---- Texte du document

Considérant que les conséquences concrètes de cette décision ont été renvoyées à une loi ultérieure, qu'il s'agisse du contingent autorisé des heures supplémentaires, du taux exact de leur majoration ou encore d'une question aussi fondamentale que la nature du salaire minimum de croissance et son évolution ; qu'en conséquence, les partenaires sociaux ignorent la teneur des contraintes qui pèseront ainsi sur eux ;

Considérant que la démarche adoptée par le Gouvernement a eu ainsi pour premier effet de bloquer le dialogue social et d'entretenir l'attentisme ;

Considérant qu'en dépit du dispositif d'incitation financière dont il est assorti et dont le coût pour les finances publiques n'a pas été chiffré, le projet de loi compromet les effets escomptés sur l'emploi d'une politique de réduction du temps de travail adaptée à la diversité des situations des entreprises et des salariés, qu'il risque d'avoir un effet inverse en raison, notamment, de l'alourdissement du coût du travail le moins qualifié qui résulterait du principe des « 35 heures payées 39 heures » ;

Considérant que la réduction autoritaire de la durée du travail, de même que le dispositif d'incitation financière proposé, sont particulièrement inadaptés à la situation des petites et moyennes entreprises dont chacun sait qu'elles constituent le gisement des emplois de demain ;

Considérant que, de surcroît, le seuil retenu de vingt salariés pour une entrée en vigueur différée de la nouvelle durée légale du travail n'a pas de sens alors même que la Commission européenne préconise le seuil de cinquante salariés pour définir la petite entreprise et le seuil de deux cent cinquante salariés pour définir les moyennes entreprises ;

Considérant que le choix d'abaisser la durée légale du travail entraîne l'extension de cette mesure, d'ores et déjà acceptée dans son principe, à l'ensemble des fonctions publiques et est porteur à ce titre d'une détérioration des comptes publics, notamment des collectivités territoriales et de la sécurité sociale ;

Considérant, en outre, que l'application de la nouvelle durée l'égale du travail aux associations, notamment dans le secteur médico-social, grèvera une nouvelle fois le budget des collectivités locales au titre des subventions qu'elles devront leur accorder ;

Considérant que la démarche dans laquelle s'est engagé le Gouvernement et dans laquelle il engage notre pays se situe en marge des lignes directrices pour l'emploi adoptées par les partenaires européens au sommet de Luxembourg, lignes directrices qui n'évoquent la réduction du temps de travail que pour la placer résolument dans le cadre de négociations entre les partenaires sociaux visant à la «modernisation de l'organisation du travail» et au «soutien à la capacité d'adaptation des entreprises » ;

Considérant que cette démarche se situe à l'opposé des analyses économiques tant de l'Organisation pour le développement et la coopération économiques que du Fonds monétaire international, ce dernier estimant que la loi française sur les 35 heures « devrait aggraver le problème du chômage structurel plutôt que le résorber» ;

Considérant que l'Assemblée nationale a souhaité de surcroît ouvrir, de façon confuse et précipitée, un débat sur la définition du temps de travail effectif; qu'en définitive le texte qu'elle a retenu en nouvelle lecture s'écarte des termes de la directive européenne ;

Considérant qu'en dépit de l'ampleur des débats auxquels a donné lieu le projet de loi, des incertitudes et des dangers qu'il comporte, de l'inquiétude des agents économiques et des partenaires sociaux et des interrogations des partenaires économiques de notre pays, l'Assemblée nationale a rétabli, en nouvelle lecture, l'essentiel du texte initial proposé par le Gouvernement; que ce faisant elle a déjà dit son « dernier mot » ;

En conséquence, en application de l'article 44, alinéa 3, du Règlement, le Sénat décide qu'il n'y a pas lieu de poursuivre la délibération sur le projet de loi, adopté par l'Assemblée nationale en nouvelle lecture, d'orientation et d'incitation relatif à la réduction du temps de travail (n° 418, 1997-1998).

--------
---- Lignes de données

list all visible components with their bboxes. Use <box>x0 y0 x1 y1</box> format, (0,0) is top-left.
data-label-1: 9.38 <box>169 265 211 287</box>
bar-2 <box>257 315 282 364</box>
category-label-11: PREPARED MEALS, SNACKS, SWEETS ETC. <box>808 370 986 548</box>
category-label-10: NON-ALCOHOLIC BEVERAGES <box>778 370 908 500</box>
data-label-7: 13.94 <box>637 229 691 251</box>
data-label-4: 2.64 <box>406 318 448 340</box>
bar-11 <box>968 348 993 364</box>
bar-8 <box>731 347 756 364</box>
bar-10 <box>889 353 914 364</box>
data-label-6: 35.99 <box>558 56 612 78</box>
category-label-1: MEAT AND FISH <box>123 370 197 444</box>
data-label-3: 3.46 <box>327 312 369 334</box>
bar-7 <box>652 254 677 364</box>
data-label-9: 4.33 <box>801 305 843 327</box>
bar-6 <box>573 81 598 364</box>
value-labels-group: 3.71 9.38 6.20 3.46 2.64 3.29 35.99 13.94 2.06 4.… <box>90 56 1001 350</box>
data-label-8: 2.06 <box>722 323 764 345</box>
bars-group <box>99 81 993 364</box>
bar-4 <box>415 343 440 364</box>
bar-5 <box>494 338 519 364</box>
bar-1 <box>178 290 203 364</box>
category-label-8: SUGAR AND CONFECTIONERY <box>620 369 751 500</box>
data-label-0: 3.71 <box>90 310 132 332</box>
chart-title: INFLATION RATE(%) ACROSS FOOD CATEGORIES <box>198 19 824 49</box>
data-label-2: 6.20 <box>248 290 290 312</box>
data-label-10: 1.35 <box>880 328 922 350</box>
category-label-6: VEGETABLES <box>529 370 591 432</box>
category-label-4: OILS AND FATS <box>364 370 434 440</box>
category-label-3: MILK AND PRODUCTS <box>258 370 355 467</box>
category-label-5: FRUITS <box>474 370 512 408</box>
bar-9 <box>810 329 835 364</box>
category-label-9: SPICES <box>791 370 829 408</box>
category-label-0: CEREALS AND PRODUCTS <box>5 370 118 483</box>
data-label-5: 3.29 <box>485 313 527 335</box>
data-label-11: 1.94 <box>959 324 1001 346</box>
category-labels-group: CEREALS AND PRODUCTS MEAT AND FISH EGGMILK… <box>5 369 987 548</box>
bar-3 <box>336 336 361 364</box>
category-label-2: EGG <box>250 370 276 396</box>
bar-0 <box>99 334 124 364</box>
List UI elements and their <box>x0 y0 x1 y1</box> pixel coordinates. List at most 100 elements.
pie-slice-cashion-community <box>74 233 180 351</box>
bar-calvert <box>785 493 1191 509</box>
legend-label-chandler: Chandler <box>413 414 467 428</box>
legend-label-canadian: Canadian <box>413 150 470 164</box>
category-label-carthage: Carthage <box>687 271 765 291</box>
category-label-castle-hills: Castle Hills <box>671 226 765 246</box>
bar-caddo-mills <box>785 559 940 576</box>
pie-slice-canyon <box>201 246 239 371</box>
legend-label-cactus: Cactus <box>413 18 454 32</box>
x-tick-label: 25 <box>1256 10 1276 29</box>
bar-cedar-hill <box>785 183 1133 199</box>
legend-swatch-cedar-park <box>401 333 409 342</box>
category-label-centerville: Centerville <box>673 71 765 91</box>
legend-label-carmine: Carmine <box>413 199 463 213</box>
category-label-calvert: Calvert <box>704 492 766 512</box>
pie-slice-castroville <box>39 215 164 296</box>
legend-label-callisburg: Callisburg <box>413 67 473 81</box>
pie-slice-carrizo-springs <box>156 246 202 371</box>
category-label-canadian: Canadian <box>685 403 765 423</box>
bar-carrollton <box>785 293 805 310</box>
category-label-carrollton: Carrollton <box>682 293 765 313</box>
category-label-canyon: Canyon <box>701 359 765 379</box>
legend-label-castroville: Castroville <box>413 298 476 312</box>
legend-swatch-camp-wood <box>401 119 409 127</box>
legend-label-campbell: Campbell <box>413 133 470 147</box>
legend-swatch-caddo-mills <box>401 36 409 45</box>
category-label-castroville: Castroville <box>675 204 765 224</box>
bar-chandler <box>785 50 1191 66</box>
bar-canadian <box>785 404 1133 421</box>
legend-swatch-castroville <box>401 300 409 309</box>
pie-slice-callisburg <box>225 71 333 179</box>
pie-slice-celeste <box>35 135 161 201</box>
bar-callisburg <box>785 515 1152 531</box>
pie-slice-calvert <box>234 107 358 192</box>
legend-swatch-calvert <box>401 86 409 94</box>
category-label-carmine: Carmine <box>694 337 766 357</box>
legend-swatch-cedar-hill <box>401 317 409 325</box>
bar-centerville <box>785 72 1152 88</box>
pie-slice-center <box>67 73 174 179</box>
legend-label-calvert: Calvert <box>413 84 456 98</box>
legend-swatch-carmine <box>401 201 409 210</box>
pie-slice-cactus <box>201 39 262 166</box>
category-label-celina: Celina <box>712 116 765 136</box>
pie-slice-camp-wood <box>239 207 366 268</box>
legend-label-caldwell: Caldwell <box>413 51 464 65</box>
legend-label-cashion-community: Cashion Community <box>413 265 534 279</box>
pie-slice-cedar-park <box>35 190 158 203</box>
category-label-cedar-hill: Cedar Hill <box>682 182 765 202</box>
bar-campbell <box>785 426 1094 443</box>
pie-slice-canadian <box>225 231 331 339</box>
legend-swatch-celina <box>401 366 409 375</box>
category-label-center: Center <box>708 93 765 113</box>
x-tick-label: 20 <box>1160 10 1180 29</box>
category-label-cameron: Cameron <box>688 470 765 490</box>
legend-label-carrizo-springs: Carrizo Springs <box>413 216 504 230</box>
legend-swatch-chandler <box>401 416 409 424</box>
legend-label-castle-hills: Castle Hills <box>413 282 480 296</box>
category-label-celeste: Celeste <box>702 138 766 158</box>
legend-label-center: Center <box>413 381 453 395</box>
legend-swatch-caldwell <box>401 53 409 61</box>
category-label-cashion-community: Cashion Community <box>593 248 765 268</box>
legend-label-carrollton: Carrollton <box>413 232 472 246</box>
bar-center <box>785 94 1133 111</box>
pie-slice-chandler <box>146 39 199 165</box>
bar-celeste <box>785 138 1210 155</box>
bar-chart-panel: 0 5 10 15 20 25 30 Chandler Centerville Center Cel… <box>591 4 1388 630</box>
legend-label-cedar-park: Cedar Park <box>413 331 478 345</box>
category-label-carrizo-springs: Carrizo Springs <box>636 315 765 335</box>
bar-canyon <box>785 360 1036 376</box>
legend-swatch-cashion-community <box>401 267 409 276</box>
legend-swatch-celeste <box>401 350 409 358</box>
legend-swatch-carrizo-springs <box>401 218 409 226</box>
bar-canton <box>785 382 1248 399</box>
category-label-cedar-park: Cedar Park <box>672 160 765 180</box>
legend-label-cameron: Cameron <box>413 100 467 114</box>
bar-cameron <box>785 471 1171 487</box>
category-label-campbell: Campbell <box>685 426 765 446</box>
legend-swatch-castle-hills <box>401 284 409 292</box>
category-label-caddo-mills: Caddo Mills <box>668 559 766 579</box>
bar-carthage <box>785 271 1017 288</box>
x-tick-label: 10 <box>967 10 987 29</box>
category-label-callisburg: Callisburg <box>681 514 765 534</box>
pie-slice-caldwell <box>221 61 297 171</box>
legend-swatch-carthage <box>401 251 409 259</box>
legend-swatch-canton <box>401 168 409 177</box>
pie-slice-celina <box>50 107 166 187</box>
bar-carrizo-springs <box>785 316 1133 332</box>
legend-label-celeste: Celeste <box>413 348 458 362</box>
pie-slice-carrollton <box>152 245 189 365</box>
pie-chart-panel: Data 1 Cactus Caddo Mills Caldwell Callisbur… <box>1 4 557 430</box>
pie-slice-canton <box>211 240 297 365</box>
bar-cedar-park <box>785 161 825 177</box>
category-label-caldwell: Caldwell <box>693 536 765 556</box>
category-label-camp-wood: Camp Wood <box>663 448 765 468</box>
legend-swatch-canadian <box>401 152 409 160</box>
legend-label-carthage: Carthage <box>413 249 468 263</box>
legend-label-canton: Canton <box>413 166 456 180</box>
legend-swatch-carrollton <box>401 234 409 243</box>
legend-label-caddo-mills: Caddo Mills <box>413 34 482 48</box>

--------

> **Liste des tâches**:
1: Indiquez si chacune des affirmations suivantes concorde avec le texte sur la réduction du temps de travail, en répondant par oui ou par non et en citant à l'identique les mots du texte qui tranchent : (a) la Commission européenne préconise un seuil de cinquante salariés pour définir la petite entreprise ; (b) le coût du dispositif d'incitation financière pour les finances publiques a été chiffré ; (c) en nouvelle lecture, l'Assemblée nationale a écarté l'essentiel du texte initial du Gouvernement.
2: Recopiez fidèlement le passage du texte sur la réduction du temps de travail qui s'ouvre sur les mots contenant « En conséquence, en » et se clôt sur « (n° 418, 1997-1998). ».

> **Réponses aux tâches**:
1:
(a) Oui : « la Commission européenne préconise le seuil de cinquante salariés pour définir la petite entreprise ».
(b) Non : « dont le coût pour les finances publiques n'a pas été chiffré ».
(c) Non : « l'Assemblée nationale a rétabli, en nouvelle lecture, l'essentiel du texte initial proposé par le Gouvernement ».

2:
En conséquence, en application de l'article 44, alinéa 3, du Règlement, le Sénat décide qu'il n'y a pas lieu de poursuivre la délibération sur le projet de loi, adopté par l'Assemblée nationale en nouvelle lecture, d'orientation et d'incitation relatif à la réduction du temps de travail (n° 418, 1997-1998).